■ **RECORDS PROVIDED**
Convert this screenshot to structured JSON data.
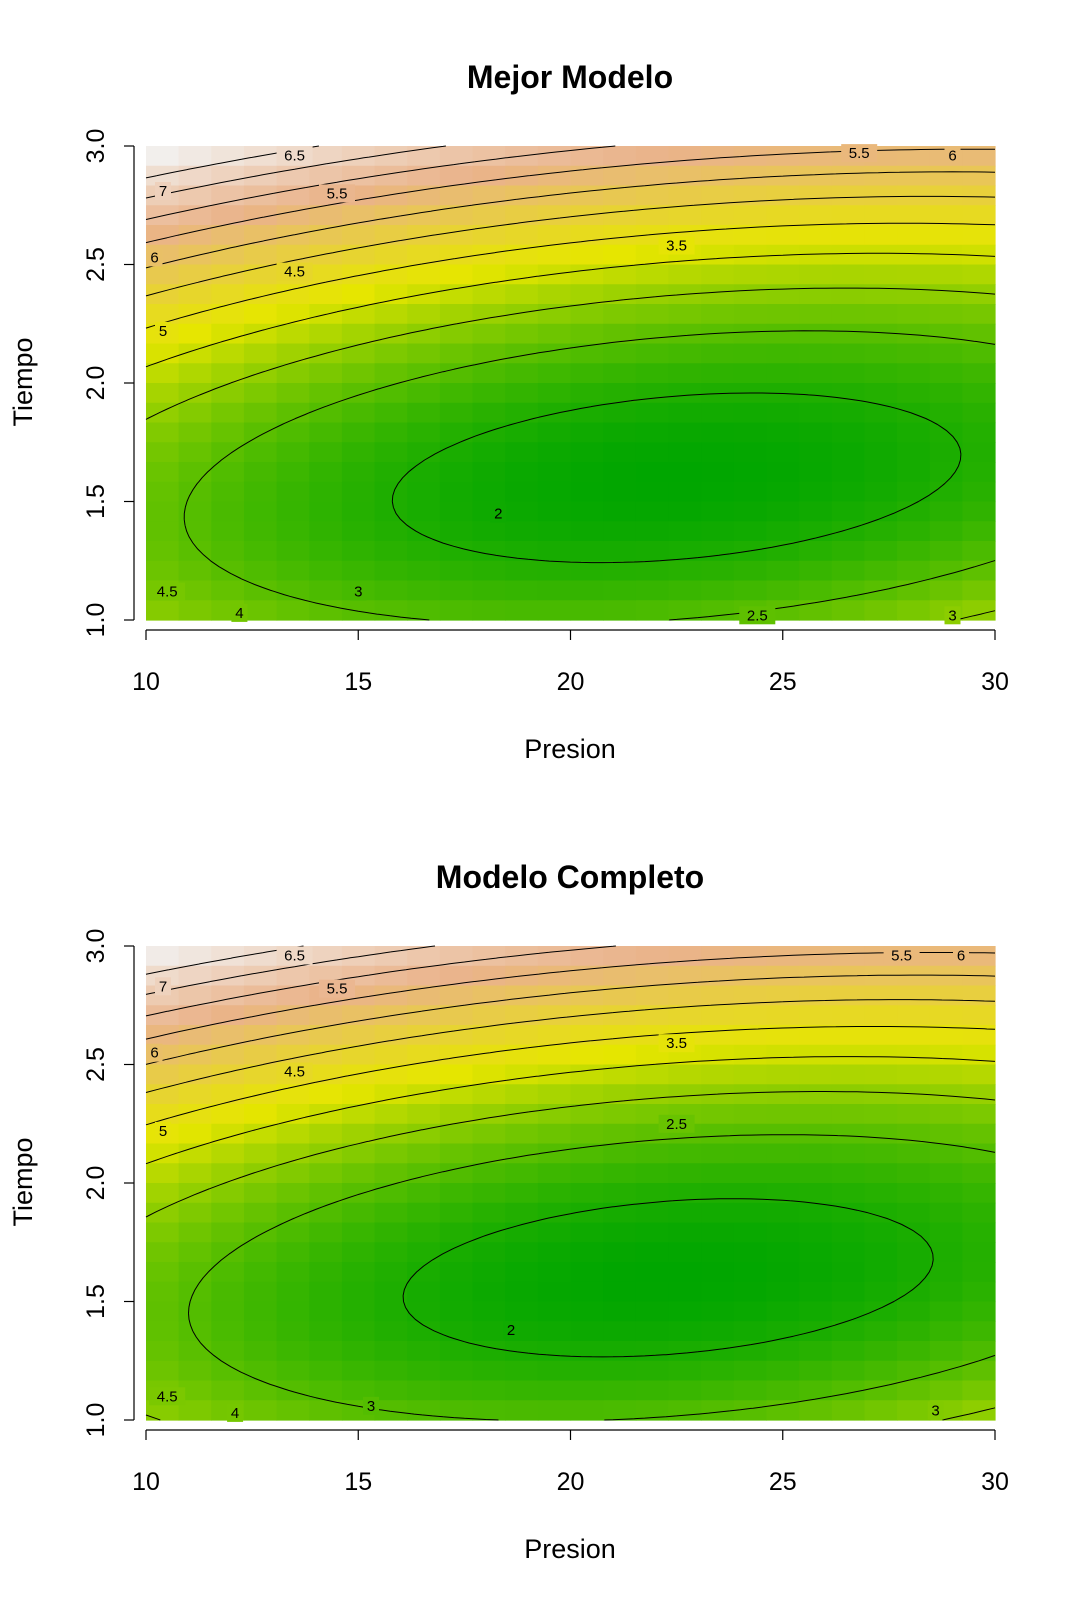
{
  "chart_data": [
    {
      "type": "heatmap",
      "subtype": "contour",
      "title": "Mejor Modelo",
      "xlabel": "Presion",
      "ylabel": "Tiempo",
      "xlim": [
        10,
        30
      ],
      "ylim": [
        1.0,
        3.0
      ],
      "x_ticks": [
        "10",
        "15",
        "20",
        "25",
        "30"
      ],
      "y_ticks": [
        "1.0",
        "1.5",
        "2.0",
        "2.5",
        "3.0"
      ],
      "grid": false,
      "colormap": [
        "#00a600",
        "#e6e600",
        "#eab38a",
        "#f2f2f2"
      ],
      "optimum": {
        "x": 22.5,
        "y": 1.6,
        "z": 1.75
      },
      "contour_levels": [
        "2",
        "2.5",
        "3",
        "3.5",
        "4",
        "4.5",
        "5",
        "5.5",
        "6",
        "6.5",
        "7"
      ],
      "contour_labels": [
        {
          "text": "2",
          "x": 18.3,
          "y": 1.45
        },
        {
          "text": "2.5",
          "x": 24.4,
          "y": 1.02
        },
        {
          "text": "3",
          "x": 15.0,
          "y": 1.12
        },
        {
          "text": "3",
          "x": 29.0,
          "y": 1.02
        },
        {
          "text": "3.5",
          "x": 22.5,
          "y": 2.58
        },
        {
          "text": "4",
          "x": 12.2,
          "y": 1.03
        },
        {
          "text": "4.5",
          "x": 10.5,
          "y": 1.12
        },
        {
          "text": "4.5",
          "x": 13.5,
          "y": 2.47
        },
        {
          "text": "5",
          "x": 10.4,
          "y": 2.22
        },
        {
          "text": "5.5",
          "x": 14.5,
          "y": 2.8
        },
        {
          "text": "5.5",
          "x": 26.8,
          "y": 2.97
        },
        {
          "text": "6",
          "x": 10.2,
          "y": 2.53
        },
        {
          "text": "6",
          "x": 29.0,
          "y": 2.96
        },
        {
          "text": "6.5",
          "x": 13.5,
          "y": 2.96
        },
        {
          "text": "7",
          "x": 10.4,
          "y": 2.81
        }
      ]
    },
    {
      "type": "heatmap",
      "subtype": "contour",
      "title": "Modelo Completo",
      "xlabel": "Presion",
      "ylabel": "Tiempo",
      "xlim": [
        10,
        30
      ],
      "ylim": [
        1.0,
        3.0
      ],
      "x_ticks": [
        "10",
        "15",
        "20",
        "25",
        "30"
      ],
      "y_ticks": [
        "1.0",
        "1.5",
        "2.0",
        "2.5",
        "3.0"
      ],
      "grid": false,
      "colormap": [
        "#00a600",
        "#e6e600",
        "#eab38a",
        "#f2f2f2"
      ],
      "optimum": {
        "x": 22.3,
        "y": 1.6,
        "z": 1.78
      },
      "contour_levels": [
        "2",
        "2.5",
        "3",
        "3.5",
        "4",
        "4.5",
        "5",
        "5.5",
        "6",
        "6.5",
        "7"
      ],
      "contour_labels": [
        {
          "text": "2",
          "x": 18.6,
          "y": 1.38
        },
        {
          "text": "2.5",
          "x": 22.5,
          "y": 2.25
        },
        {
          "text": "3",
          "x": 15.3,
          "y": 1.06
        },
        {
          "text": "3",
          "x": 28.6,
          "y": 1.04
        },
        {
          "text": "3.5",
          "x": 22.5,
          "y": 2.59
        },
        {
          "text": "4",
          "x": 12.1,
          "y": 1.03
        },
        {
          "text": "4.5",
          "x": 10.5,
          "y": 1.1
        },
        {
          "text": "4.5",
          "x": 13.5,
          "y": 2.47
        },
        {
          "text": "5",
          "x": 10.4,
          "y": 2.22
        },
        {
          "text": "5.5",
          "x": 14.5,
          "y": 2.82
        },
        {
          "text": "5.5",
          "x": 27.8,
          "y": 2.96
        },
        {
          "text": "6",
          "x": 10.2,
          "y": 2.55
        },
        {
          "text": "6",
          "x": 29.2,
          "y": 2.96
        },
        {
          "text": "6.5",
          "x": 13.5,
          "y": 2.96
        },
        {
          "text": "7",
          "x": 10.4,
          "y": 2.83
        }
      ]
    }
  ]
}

---

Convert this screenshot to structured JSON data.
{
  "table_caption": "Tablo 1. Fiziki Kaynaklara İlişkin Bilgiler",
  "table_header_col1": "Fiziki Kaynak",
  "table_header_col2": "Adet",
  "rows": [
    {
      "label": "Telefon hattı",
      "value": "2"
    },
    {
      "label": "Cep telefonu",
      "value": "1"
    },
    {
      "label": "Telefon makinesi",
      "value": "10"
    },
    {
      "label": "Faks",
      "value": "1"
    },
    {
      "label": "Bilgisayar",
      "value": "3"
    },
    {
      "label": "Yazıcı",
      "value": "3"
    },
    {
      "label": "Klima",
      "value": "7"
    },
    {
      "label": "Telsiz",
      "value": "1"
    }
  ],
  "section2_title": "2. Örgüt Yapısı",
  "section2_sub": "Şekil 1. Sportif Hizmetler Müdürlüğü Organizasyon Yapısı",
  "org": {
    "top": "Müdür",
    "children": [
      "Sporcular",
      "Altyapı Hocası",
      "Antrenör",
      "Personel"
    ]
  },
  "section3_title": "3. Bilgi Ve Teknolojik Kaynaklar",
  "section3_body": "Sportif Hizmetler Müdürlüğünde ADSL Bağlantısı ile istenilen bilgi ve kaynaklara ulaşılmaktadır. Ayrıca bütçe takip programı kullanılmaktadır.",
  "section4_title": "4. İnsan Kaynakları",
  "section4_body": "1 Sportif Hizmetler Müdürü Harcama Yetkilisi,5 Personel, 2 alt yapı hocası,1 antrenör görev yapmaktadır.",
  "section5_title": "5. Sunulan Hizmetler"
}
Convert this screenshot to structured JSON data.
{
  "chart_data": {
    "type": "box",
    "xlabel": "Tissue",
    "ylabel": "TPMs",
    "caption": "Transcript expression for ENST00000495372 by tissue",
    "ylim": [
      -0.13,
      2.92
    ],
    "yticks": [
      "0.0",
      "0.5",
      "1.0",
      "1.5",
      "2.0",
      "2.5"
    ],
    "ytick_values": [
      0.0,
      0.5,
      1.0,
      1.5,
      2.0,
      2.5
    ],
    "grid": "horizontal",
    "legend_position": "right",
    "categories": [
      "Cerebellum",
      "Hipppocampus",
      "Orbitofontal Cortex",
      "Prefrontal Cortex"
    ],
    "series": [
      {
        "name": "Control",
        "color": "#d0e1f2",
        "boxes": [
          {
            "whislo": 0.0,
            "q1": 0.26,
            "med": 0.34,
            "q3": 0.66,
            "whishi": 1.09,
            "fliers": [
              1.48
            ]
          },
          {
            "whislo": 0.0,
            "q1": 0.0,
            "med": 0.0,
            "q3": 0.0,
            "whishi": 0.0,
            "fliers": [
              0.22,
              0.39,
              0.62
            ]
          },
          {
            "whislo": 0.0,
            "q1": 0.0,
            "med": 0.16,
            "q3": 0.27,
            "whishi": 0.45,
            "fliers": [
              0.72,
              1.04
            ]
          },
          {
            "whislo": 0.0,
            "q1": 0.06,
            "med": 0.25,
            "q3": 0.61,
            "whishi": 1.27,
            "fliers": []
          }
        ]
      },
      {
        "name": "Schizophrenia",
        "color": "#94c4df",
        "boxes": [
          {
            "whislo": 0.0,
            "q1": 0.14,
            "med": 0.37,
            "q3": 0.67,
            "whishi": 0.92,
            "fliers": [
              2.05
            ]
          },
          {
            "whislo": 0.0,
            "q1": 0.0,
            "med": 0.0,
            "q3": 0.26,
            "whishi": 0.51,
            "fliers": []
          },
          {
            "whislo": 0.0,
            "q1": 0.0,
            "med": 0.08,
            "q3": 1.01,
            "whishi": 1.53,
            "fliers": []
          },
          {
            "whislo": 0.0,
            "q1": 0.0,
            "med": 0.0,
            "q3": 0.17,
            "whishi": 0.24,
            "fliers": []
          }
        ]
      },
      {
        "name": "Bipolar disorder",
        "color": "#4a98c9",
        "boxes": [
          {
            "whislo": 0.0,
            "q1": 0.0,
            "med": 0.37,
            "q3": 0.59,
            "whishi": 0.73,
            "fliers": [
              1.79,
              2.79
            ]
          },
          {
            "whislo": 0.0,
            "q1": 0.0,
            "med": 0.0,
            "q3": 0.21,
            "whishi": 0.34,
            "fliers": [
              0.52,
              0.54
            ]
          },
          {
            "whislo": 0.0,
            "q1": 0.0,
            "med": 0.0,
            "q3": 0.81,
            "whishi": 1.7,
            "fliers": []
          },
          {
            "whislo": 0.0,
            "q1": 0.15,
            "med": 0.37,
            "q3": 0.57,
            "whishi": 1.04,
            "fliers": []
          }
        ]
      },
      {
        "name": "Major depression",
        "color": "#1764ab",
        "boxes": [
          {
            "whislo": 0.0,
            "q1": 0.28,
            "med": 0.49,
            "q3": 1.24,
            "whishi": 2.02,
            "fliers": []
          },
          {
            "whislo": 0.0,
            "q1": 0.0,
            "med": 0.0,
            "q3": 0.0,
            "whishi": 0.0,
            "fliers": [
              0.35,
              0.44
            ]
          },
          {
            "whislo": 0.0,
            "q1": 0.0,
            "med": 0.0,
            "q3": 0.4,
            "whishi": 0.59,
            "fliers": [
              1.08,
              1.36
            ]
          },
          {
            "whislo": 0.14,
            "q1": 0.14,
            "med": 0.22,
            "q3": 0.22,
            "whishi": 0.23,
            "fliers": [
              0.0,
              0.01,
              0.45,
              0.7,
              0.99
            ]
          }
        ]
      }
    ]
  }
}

■ **DIRECTIONS FOR THIS TASK**
Tally every line of the listing that holds the string "Yapısı", then give the number by itself.

■ **SOLUTION TO THE PROBLEM**
2